Task description
Find the lines with the string "lệch" and return them.
::::::::::
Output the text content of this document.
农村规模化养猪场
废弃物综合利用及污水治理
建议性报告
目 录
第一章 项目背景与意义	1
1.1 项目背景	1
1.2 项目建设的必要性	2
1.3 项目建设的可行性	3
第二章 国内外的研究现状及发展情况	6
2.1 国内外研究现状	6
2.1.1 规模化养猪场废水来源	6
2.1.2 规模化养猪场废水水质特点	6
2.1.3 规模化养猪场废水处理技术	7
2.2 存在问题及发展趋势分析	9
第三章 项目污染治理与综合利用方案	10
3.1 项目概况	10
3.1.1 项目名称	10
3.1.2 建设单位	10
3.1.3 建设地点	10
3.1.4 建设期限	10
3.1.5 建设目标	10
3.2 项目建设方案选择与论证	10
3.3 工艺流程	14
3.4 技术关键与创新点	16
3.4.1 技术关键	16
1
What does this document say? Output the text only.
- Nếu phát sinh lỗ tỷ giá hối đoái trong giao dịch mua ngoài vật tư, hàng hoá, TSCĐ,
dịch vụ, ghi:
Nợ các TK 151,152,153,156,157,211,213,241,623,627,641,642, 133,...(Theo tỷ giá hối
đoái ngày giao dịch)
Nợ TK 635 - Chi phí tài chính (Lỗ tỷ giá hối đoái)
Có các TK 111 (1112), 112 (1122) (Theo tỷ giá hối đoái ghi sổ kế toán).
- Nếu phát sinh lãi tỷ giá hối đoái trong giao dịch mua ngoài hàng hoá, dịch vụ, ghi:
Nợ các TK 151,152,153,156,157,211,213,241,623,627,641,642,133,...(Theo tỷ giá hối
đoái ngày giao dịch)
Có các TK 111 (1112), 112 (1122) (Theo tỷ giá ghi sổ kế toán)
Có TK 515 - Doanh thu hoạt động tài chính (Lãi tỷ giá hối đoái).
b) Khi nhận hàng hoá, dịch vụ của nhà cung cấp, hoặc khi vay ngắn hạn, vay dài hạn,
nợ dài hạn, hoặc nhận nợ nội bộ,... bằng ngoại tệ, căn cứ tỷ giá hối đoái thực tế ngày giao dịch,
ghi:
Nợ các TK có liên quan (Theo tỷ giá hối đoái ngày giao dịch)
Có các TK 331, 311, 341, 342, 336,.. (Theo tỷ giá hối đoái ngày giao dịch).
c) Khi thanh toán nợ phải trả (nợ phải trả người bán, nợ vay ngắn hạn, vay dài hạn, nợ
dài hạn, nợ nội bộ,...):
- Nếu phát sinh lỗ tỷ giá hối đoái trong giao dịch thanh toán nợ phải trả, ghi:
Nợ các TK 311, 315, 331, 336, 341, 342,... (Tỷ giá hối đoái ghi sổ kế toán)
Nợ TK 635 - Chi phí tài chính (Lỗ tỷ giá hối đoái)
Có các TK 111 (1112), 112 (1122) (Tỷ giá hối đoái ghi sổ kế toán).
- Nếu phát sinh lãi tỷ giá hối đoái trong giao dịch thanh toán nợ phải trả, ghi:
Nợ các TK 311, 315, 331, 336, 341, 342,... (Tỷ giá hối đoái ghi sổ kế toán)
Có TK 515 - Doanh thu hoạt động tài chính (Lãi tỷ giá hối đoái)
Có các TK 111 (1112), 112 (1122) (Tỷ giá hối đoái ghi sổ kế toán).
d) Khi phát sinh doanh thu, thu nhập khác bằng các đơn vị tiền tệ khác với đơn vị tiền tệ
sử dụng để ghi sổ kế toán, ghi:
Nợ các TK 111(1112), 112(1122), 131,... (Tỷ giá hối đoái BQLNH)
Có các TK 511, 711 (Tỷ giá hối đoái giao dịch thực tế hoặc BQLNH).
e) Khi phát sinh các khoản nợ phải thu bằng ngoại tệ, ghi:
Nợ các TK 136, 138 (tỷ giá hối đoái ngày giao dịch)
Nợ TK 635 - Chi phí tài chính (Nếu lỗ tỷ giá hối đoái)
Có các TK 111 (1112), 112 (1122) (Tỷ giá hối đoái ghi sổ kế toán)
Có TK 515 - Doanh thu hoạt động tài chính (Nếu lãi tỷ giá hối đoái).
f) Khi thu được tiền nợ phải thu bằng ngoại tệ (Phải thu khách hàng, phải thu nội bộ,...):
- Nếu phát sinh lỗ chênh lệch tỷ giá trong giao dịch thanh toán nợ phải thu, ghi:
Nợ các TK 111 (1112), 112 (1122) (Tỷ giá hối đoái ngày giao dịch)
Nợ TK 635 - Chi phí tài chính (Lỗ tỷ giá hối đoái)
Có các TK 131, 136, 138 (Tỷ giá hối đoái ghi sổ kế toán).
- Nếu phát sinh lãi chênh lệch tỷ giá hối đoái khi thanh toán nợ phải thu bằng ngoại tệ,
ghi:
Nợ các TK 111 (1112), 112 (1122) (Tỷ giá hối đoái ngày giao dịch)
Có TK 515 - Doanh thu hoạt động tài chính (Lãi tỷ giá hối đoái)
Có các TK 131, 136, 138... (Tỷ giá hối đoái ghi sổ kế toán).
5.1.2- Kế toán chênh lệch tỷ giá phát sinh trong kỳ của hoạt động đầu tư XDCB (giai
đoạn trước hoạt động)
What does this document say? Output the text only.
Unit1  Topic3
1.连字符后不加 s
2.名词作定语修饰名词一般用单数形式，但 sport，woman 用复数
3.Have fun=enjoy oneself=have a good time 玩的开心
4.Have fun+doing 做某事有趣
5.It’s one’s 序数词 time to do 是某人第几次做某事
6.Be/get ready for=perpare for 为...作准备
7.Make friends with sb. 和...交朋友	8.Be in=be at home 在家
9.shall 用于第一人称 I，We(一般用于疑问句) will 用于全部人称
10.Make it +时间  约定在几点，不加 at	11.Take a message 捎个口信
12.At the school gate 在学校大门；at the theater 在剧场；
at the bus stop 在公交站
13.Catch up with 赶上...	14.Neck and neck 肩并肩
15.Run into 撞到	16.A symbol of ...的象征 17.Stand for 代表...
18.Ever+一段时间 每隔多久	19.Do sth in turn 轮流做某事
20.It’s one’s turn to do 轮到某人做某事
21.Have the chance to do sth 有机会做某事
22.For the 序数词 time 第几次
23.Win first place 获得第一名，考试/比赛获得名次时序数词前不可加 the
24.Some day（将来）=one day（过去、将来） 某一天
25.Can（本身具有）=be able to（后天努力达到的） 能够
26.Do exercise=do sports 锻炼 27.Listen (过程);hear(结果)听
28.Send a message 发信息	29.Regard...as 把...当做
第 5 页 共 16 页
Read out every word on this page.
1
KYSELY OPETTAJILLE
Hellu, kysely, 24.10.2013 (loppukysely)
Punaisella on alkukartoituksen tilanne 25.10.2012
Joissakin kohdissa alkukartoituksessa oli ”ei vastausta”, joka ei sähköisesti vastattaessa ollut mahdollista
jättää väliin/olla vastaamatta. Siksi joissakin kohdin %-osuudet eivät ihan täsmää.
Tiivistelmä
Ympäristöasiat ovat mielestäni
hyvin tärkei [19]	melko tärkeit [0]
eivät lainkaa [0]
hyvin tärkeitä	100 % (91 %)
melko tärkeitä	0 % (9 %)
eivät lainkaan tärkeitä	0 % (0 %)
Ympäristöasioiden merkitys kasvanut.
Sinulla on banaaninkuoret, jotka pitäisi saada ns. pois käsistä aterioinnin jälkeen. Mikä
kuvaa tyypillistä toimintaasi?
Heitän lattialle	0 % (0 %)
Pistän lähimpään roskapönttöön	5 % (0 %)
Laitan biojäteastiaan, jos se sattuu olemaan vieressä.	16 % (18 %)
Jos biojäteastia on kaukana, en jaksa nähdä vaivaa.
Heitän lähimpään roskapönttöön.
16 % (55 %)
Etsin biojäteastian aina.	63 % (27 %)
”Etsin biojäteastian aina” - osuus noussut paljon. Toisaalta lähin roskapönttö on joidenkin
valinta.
::::::::::
Correct output
- Nếu phát sinh lỗ chênh lệch tỷ giá trong giao dịch thanh toán nợ phải thu, ghi:
- Nếu phát sinh lãi chênh lệch tỷ giá hối đoái khi thanh toán nợ phải thu bằng ngoại tệ,
5.1.2- Kế toán chênh lệch tỷ giá phát sinh trong kỳ của hoạt động đầu tư XDCB (giai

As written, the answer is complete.